WHAT YOU ARE ASKED TO DO |
Your task is to filter the data below down to the lines holding "производственных".

DATA PROVIDED |

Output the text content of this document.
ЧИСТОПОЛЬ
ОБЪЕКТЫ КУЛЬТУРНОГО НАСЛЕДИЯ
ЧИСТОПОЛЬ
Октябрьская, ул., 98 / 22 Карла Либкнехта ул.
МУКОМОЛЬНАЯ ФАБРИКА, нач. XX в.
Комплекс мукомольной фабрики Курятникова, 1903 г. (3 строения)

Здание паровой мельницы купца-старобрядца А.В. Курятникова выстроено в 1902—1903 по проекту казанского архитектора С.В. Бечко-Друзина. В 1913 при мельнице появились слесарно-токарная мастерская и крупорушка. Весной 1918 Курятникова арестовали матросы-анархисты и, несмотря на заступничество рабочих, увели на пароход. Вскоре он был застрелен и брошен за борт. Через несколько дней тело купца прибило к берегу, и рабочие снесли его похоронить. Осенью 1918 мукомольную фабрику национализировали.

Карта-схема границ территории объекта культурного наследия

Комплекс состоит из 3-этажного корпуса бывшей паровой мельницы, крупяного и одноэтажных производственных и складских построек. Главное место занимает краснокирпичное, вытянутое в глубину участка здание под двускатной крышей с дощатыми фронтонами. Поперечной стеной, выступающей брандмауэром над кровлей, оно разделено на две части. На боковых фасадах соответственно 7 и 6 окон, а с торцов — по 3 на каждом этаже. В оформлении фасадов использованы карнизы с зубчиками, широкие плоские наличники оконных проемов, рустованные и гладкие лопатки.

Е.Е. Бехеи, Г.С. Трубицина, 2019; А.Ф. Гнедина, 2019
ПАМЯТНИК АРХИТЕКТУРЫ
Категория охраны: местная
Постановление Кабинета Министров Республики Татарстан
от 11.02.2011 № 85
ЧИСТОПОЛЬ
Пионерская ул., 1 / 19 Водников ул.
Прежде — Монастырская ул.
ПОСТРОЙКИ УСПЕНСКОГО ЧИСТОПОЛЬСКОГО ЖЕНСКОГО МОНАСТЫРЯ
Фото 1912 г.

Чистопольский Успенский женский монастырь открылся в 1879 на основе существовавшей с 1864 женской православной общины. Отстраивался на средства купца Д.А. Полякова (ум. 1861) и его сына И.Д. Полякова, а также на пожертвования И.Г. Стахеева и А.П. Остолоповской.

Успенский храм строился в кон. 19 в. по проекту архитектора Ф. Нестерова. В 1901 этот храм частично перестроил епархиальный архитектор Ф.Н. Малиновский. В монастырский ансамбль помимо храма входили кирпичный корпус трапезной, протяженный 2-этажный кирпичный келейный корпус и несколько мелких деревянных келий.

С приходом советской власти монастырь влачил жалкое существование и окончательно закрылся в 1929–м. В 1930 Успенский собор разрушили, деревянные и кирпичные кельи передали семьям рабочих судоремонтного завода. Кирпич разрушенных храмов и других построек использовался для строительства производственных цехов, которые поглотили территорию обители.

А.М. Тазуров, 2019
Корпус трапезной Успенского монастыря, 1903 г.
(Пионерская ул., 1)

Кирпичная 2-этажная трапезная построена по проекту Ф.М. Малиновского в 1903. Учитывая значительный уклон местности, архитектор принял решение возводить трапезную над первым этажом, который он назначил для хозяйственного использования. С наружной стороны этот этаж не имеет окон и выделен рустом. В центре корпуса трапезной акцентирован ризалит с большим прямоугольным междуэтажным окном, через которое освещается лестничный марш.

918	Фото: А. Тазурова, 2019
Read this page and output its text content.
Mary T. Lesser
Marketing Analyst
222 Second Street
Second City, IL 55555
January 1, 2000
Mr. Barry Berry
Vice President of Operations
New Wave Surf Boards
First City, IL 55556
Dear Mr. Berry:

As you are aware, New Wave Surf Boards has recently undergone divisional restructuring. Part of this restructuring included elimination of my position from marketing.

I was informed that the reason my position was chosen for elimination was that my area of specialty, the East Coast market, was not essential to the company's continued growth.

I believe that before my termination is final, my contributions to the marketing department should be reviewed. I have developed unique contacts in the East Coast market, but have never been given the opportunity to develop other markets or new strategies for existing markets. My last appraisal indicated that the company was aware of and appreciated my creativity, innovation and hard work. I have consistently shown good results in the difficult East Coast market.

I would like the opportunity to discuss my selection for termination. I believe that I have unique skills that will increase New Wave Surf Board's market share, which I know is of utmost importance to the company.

SOLVED EXERCISE |
Комплекс состоит из 3-этажного корпуса бывшей паровой мельницы, крупяного и одноэтажных производственных и складских построек. Главное место занимает краснокирпичное, вытянутое в глубину участка здание под двускатной крышей с дощатыми фронтонами. Поперечной стеной, выступающей брандмауэром над кровлей, оно разделено на две части. На боковых фасадах соответственно 7 и 6 окон, а с торцов — по 3 на каждом этаже. В оформлении фасадов использованы карнизы с зубчиками, широкие плоские наличники оконных проемов, рустованные и гладкие лопатки.
С приходом советской власти монастырь влачил жалкое существование и окончательно закрылся в 1929–м. В 1930 Успенский собор разрушили, деревянные и кирпичные кельи передали семьям рабочих судоремонтного завода. Кирпич разрушенных храмов и других построек использовался для строительства производственных цехов, которые поглотили территорию обители.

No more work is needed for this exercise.